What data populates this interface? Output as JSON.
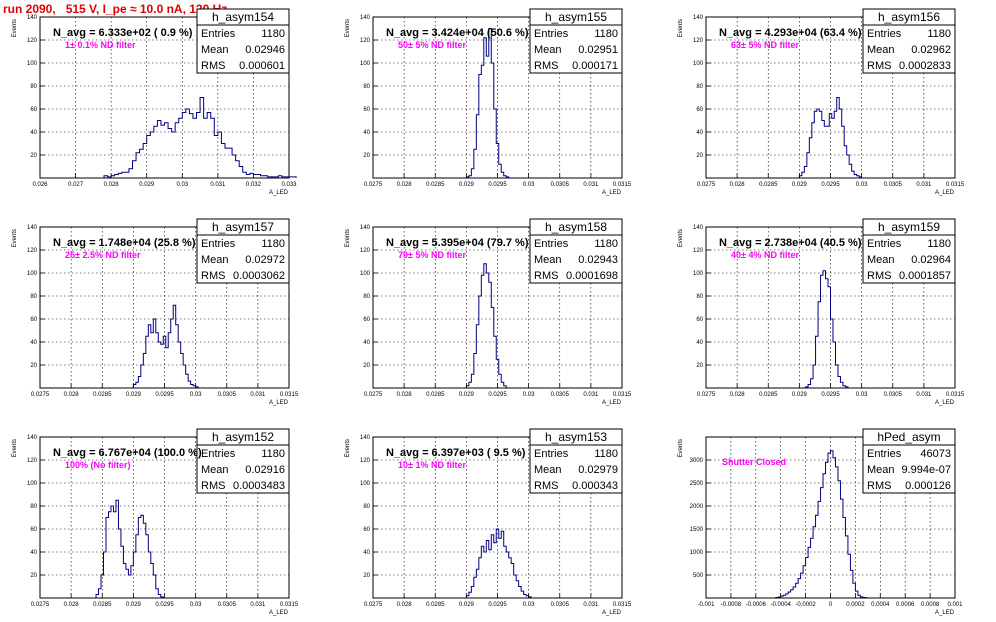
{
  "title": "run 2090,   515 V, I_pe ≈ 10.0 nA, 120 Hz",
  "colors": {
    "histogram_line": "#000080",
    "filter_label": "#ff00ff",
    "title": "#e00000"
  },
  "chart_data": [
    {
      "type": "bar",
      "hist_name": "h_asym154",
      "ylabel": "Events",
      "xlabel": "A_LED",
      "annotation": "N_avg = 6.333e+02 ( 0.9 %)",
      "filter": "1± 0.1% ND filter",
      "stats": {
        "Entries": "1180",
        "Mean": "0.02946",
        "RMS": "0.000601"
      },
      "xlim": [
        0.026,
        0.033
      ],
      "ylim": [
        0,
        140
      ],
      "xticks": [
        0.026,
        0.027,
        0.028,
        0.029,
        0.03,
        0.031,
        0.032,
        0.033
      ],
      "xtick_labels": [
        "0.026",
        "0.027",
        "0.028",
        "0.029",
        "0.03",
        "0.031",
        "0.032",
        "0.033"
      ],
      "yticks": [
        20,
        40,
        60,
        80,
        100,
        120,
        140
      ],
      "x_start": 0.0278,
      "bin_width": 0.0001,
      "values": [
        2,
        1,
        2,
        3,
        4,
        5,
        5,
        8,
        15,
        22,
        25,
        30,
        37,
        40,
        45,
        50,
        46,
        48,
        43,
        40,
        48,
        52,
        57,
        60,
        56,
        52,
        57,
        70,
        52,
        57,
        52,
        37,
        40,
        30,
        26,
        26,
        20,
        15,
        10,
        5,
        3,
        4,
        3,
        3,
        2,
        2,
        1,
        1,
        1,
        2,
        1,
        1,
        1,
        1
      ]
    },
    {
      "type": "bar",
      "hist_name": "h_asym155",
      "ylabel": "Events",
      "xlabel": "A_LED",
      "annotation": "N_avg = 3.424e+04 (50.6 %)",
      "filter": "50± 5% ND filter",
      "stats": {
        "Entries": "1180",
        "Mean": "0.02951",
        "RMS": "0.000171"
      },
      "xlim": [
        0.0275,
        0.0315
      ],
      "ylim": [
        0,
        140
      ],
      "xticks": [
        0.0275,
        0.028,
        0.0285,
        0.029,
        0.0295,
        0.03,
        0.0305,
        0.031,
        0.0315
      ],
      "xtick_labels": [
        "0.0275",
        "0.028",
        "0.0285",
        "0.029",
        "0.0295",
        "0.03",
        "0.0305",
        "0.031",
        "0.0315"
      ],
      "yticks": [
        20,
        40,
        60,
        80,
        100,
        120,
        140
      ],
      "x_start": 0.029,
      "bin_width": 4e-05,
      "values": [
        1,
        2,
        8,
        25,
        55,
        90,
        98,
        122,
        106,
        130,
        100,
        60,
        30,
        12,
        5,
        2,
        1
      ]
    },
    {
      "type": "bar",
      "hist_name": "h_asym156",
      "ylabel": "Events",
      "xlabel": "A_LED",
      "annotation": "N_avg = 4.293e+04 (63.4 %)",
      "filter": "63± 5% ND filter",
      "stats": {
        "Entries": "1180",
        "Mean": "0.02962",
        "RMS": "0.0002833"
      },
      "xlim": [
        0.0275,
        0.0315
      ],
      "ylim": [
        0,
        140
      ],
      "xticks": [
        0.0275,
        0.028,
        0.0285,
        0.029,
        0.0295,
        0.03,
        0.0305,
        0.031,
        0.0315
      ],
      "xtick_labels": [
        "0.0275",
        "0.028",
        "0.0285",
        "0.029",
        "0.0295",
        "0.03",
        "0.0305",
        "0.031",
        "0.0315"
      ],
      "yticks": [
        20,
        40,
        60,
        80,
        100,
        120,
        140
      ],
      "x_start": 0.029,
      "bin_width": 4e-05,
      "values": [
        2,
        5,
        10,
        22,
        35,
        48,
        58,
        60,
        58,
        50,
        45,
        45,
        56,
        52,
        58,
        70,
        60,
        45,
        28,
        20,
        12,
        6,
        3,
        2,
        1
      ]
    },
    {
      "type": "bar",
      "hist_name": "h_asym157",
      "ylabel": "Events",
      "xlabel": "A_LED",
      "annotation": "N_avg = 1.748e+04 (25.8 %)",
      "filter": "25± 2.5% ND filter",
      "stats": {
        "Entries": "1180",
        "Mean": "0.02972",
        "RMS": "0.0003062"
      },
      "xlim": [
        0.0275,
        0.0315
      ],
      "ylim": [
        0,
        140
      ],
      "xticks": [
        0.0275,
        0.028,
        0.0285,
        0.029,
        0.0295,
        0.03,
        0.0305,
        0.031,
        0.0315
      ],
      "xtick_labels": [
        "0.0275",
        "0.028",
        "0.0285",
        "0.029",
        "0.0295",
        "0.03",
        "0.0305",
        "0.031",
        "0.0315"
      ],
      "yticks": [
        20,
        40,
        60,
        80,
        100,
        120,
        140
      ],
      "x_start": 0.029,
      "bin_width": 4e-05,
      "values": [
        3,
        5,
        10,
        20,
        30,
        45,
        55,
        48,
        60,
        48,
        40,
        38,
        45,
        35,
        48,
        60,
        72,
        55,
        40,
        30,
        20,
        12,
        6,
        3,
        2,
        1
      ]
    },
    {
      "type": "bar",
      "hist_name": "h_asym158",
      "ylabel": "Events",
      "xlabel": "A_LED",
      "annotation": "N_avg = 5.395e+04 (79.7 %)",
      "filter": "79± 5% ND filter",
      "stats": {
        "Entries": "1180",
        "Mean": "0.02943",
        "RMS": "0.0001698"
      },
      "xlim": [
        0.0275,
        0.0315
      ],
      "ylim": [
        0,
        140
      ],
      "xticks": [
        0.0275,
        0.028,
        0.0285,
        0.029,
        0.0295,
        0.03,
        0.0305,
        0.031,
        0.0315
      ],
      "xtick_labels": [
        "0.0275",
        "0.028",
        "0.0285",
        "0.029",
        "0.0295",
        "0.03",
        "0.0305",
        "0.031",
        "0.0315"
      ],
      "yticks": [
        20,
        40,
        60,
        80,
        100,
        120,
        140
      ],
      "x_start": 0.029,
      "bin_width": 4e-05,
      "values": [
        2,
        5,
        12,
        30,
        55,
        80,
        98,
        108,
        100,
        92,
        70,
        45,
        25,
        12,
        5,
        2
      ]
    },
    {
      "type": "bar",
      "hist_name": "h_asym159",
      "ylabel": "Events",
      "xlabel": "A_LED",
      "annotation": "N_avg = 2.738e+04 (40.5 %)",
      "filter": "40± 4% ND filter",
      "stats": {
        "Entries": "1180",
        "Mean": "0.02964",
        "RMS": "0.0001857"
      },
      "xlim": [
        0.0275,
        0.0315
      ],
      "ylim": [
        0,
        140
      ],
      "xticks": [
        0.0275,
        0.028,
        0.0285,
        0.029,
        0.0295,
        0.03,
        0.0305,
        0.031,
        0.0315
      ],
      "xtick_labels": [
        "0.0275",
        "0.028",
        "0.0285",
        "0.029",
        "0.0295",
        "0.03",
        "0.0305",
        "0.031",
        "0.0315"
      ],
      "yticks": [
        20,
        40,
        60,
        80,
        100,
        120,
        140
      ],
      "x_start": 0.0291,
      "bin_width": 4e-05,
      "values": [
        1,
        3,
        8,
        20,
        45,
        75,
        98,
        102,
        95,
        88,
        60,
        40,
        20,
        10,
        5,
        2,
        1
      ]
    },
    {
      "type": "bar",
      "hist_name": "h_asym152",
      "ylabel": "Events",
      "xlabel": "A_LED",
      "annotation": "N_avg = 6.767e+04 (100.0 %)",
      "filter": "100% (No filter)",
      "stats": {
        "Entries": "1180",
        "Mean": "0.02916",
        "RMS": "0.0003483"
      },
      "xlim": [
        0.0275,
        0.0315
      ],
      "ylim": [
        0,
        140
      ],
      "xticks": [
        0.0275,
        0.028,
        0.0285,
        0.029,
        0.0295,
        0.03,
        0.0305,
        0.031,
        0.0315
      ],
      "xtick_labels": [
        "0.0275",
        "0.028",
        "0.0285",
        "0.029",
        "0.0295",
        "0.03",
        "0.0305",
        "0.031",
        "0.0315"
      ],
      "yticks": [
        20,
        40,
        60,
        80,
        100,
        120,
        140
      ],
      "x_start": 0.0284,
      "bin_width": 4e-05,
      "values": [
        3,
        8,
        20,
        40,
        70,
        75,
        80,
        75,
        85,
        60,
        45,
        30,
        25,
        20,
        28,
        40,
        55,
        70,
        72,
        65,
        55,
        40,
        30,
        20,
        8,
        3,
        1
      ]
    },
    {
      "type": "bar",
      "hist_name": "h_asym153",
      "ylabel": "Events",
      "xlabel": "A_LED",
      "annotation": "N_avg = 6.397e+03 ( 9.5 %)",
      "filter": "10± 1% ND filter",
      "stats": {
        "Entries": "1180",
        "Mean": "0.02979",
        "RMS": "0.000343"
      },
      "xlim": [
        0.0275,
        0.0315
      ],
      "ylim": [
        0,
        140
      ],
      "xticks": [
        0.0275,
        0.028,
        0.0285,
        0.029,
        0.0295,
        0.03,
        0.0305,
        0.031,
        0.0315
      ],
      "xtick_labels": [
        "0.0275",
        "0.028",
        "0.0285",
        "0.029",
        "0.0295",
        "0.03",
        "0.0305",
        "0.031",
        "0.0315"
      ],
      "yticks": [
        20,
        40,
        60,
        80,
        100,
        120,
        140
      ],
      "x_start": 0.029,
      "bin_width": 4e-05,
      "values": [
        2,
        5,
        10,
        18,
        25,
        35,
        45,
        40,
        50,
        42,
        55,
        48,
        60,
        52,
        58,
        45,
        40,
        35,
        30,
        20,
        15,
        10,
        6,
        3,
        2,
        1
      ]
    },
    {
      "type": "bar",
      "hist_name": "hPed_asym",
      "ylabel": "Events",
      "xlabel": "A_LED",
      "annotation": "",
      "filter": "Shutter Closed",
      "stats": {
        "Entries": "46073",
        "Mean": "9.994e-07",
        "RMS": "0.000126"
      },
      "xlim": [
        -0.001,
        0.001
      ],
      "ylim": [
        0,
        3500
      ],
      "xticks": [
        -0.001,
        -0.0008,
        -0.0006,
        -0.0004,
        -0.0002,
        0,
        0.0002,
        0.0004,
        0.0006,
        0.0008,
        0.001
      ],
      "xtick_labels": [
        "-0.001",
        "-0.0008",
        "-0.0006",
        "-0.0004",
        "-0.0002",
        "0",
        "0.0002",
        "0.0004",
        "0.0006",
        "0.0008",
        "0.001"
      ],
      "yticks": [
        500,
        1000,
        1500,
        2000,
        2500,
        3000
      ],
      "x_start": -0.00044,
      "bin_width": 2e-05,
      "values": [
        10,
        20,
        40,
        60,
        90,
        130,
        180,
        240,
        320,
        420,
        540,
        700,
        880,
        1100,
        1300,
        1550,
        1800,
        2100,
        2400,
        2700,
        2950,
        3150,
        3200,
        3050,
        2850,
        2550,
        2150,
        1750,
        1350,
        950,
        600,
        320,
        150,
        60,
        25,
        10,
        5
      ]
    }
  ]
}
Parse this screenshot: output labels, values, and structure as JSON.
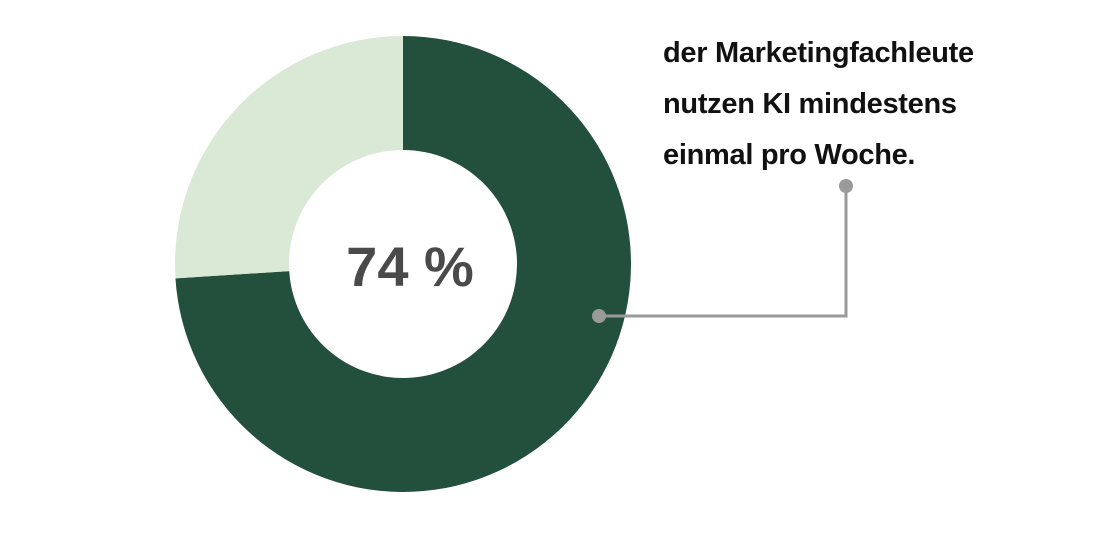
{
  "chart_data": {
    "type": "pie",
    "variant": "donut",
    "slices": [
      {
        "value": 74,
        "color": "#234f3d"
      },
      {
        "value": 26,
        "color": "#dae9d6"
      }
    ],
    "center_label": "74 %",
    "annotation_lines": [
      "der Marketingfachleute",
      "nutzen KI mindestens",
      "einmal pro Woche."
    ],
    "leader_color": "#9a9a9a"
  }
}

......

» **Work to be completed**: Extract the lines beginning with the one that contains "Parse this screenshot: output" and ending with the last line of the listing. Keep them exact and drop the pictures.

» **Answer for this exercise**:
Parse this screenshot: output labels, values, and structure as JSON.
{
  "chart_data": {
    "type": "pie",
    "variant": "donut",
    "slices": [
      {
        "value": 74,
        "color": "#234f3d"
      },
      {
        "value": 26,
        "color": "#dae9d6"
      }
    ],
    "center_label": "74 %",
    "annotation_lines": [
      "der Marketingfachleute",
      "nutzen KI mindestens",
      "einmal pro Woche."
    ],
    "leader_color": "#9a9a9a"
  }
}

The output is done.